PROBLEM STATEMENT: For the listing underneath, give the count of lines containing the string "Wires" and nothing further.

RECORDS FOR THE TASK:
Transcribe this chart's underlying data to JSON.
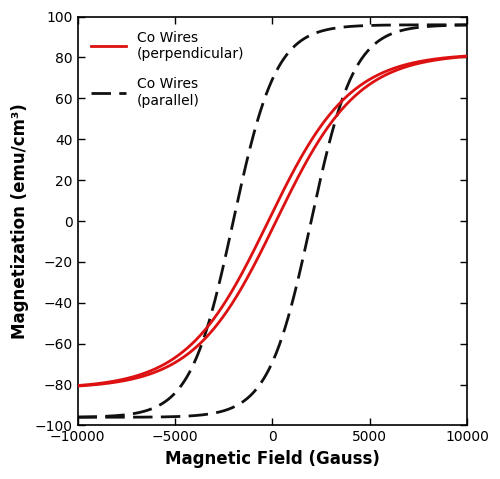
{
  "xlabel": "Magnetic Field (Gauss)",
  "ylabel": "Magnetization (emu/cm³)",
  "xlim": [
    -10000,
    10000
  ],
  "ylim": [
    -100,
    100
  ],
  "xticks": [
    -10000,
    -5000,
    0,
    5000,
    10000
  ],
  "yticks": [
    -100,
    -80,
    -60,
    -40,
    -20,
    0,
    20,
    40,
    60,
    80,
    100
  ],
  "legend_perp": "Co Wires\n(perpendicular)",
  "legend_para": "Co Wires\n(parallel)",
  "perp_color": "#dd1111",
  "para_color": "#111111",
  "perp_linewidth": 2.0,
  "para_linewidth": 2.0,
  "xlabel_fontsize": 12,
  "ylabel_fontsize": 12,
  "tick_fontsize": 10,
  "legend_fontsize": 10,
  "perp_Msat": 82,
  "perp_Hscale": 4200,
  "perp_Hc": 200,
  "para_Msat": 96,
  "para_Hscale": 2200,
  "para_Hc": 2000
}
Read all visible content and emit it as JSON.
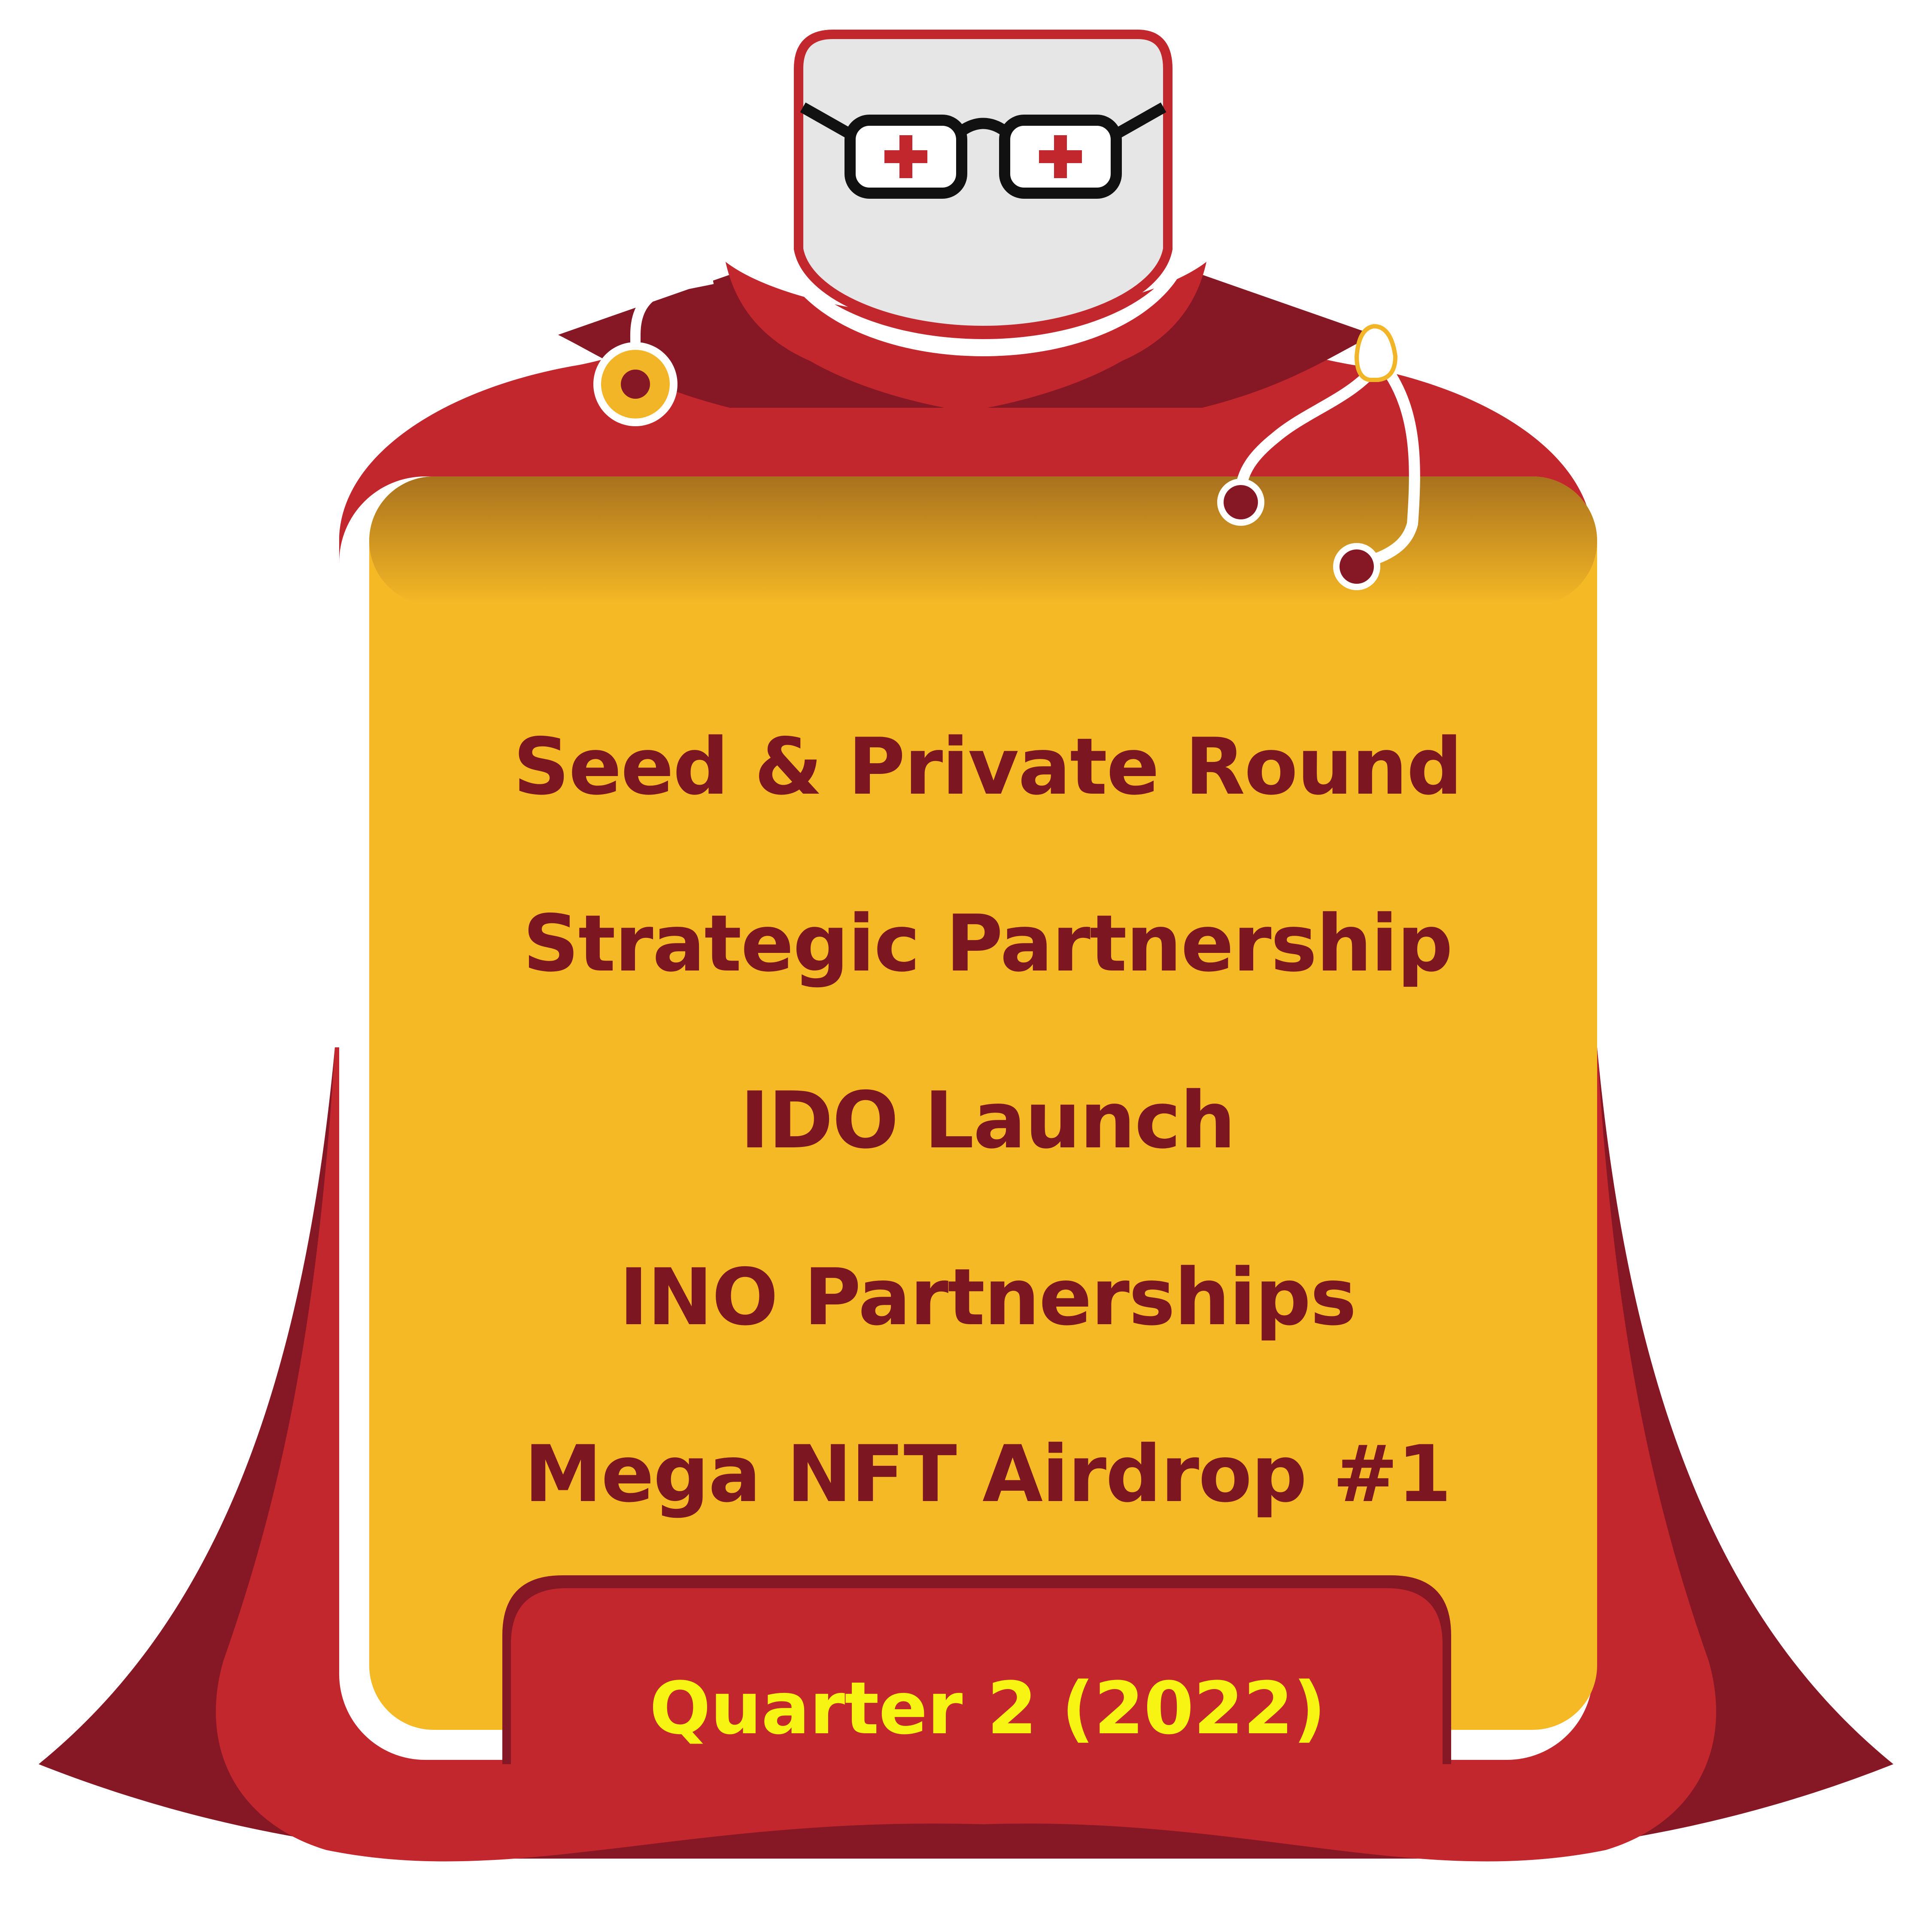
{
  "roadmap": {
    "items": [
      {
        "label": "Seed & Private Round"
      },
      {
        "label": "Strategic Partnership"
      },
      {
        "label": "IDO Launch"
      },
      {
        "label": "INO Partnerships"
      },
      {
        "label": "Mega NFT Airdrop #1"
      }
    ],
    "quarter_label": "Quarter 2 (2022)"
  },
  "colors": {
    "cape_red": "#c1272d",
    "cape_dark": "#861724",
    "panel_yellow": "#f6b926",
    "text_maroon": "#7c1620",
    "quarter_yellow": "#f7f312",
    "head_gray": "#e6e6e7"
  },
  "icons": [
    "glasses-icon",
    "medical-cross-icon",
    "stethoscope-icon"
  ]
}
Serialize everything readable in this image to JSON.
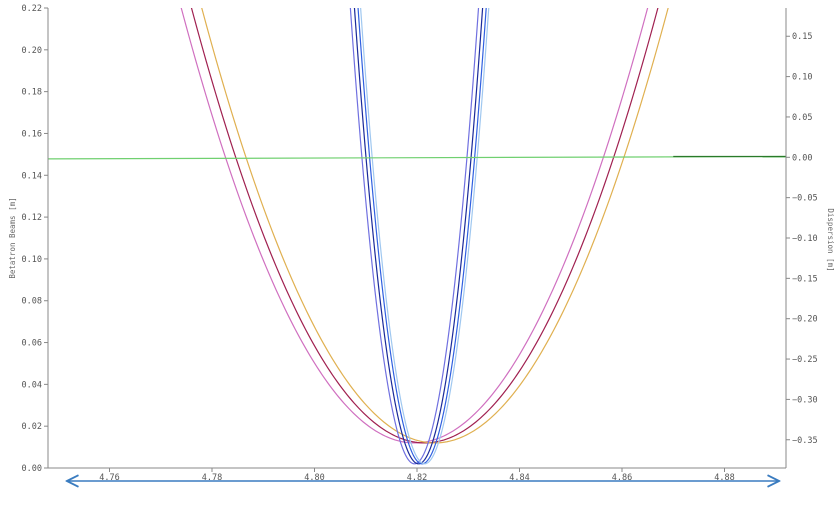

EXERCISE RESULT: 2